Goal:
Lay out the records from the start through the line containing "- emoji-icon[interactable]: [663, 581, 687, 605]" as a Markdown table with two columns, Row and Line. Give each line its own row and leave out blank lines.

════════

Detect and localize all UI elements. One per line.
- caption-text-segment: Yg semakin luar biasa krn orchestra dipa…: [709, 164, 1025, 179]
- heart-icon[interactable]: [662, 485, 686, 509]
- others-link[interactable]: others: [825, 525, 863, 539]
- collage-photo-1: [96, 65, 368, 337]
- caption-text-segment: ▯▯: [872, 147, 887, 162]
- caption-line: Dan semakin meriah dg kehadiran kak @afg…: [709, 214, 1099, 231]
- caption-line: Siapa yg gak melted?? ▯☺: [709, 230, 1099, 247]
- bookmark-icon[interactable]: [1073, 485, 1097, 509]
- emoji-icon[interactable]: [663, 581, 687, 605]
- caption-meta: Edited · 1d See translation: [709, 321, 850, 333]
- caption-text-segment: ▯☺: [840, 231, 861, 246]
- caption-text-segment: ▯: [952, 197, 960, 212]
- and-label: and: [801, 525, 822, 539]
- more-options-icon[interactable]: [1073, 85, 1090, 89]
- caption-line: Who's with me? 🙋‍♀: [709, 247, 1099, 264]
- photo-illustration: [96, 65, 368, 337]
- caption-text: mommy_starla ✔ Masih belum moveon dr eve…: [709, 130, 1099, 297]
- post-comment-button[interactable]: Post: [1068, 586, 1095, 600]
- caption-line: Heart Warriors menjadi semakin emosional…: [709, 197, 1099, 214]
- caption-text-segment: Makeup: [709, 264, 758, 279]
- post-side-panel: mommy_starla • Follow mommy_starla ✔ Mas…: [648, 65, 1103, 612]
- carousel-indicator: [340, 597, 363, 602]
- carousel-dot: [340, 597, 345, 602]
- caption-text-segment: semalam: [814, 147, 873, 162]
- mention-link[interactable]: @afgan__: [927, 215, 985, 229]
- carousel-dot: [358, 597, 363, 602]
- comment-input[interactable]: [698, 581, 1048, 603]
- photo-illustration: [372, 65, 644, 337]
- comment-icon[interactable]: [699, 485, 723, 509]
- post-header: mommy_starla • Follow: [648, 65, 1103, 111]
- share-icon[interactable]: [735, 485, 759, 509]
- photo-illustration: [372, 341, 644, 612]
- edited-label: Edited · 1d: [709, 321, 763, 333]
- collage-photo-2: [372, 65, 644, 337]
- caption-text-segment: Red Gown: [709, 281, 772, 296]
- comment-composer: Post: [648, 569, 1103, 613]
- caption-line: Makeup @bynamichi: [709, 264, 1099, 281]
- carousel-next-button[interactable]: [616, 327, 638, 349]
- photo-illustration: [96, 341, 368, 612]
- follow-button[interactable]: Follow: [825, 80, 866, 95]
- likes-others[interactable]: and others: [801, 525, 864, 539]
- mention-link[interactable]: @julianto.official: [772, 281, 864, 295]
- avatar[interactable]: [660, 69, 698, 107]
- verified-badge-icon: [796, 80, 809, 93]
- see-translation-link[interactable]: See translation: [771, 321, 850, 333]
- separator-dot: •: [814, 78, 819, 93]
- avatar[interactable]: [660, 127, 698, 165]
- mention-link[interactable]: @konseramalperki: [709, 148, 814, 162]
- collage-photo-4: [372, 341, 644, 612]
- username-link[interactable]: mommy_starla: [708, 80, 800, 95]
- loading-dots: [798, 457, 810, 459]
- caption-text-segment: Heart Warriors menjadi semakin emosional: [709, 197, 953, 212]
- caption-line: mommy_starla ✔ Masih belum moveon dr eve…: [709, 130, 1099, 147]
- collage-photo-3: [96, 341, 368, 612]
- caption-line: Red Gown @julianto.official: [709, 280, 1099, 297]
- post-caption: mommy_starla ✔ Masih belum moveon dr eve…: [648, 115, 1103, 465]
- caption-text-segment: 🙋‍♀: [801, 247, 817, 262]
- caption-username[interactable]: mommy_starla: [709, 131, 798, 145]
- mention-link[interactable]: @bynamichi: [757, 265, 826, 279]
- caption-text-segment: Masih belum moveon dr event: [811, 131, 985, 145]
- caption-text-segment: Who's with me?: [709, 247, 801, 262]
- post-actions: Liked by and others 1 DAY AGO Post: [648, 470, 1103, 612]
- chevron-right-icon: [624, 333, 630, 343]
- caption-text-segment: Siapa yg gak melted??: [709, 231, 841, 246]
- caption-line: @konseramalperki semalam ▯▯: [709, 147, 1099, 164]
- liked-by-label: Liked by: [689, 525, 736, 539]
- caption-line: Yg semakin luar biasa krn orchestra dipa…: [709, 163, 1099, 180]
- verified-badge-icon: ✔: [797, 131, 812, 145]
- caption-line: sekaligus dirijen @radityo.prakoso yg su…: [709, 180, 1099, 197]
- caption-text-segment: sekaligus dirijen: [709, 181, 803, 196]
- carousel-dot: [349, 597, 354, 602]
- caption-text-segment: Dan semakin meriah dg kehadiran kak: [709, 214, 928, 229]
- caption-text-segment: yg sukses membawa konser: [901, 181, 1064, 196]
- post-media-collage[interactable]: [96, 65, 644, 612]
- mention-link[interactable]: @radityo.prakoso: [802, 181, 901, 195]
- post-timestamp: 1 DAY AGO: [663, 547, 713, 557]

════════

Output for this exercise:
| Row | Line |
|---|---|
| 1 | Detect and localize all UI elements. One per line. |
| 2 | - caption-text-segment: Yg semakin luar biasa krn orchestra dipa…: [709, 164, 1025, 179] |
| 3 | - heart-icon[interactable]: [662, 485, 686, 509] |
| 4 | - others-link[interactable]: others: [825, 525, 863, 539] |
| 5 | - collage-photo-1: [96, 65, 368, 337] |
| 6 | - caption-text-segment: ▯▯: [872, 147, 887, 162] |
| 7 | - caption-line: Dan semakin meriah dg kehadiran kak @afg…: [709, 214, 1099, 231] |
| 8 | - caption-line: Siapa yg gak melted?? ▯☺: [709, 230, 1099, 247] |
| 9 | - bookmark-icon[interactable]: [1073, 485, 1097, 509] |
| 10 | - emoji-icon[interactable]: [663, 581, 687, 605] |